> [Source data]

* begin *

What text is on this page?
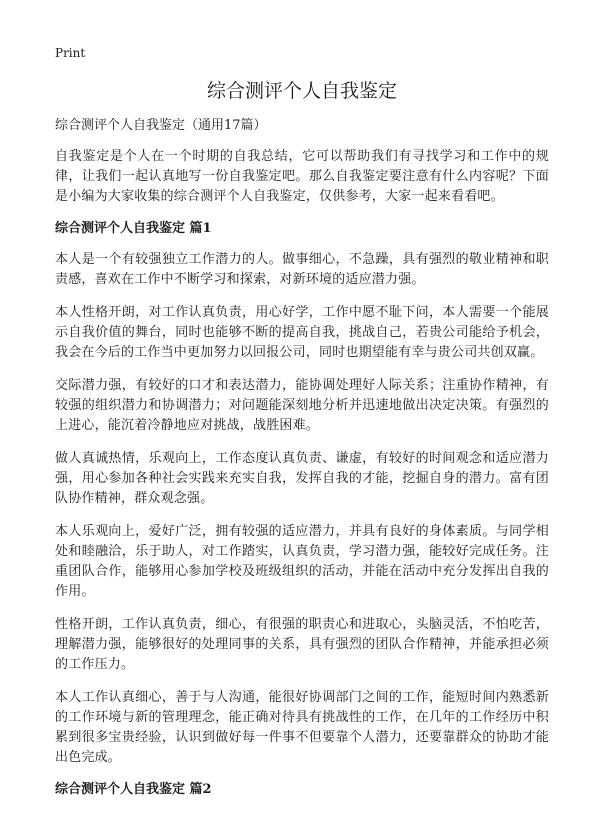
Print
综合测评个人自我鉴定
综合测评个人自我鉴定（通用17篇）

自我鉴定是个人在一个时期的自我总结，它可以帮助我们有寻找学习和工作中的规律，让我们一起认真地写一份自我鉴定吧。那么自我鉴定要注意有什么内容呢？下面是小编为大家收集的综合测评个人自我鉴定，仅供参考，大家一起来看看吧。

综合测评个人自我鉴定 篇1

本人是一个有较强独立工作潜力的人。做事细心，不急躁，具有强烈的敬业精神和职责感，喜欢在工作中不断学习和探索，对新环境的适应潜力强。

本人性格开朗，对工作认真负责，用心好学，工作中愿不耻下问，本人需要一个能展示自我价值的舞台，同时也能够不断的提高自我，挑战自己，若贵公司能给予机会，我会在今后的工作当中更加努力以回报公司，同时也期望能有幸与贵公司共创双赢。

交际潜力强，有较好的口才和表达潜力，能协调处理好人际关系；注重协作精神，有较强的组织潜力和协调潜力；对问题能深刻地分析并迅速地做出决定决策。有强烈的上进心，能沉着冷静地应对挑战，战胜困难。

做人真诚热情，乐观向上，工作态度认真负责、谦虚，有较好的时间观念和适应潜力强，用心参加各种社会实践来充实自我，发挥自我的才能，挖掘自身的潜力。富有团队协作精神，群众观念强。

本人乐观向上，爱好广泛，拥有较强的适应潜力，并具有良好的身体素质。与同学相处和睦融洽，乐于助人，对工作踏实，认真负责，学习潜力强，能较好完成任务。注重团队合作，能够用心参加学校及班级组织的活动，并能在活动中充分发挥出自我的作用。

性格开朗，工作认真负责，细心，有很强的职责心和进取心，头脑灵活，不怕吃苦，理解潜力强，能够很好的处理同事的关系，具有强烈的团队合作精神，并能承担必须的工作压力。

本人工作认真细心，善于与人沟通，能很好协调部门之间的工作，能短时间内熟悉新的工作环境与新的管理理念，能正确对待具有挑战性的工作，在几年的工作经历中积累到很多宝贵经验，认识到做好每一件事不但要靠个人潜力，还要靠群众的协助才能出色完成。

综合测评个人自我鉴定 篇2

* end *
* begin *

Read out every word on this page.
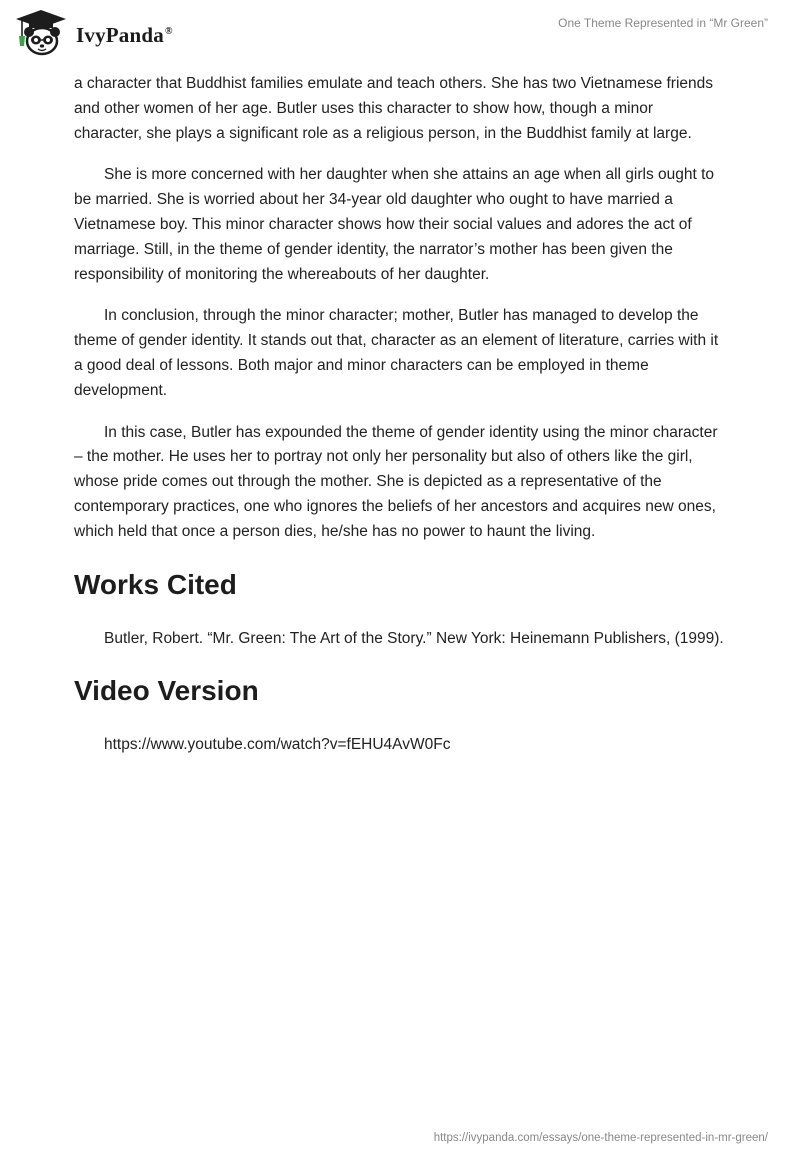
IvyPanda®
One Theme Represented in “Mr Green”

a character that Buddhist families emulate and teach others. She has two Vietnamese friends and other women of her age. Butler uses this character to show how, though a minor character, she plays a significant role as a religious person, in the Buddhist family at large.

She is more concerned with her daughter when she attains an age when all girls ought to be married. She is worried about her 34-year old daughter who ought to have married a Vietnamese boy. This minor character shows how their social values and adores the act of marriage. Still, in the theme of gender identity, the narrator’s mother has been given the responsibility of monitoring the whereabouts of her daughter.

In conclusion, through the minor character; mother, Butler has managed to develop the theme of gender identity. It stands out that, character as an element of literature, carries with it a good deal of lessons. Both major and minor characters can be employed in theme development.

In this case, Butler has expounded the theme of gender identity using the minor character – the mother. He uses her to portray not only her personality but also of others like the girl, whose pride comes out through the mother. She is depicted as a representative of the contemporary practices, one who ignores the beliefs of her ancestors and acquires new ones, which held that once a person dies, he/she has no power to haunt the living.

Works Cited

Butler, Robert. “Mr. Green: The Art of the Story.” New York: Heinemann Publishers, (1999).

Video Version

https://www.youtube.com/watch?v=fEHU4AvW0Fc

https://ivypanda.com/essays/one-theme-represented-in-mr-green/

* end *

> [Set exercise]
Pull every line containing the word "page" out of the material and copy it.

> [Answer to this task]
What text is on this page?
Read out every word on this page.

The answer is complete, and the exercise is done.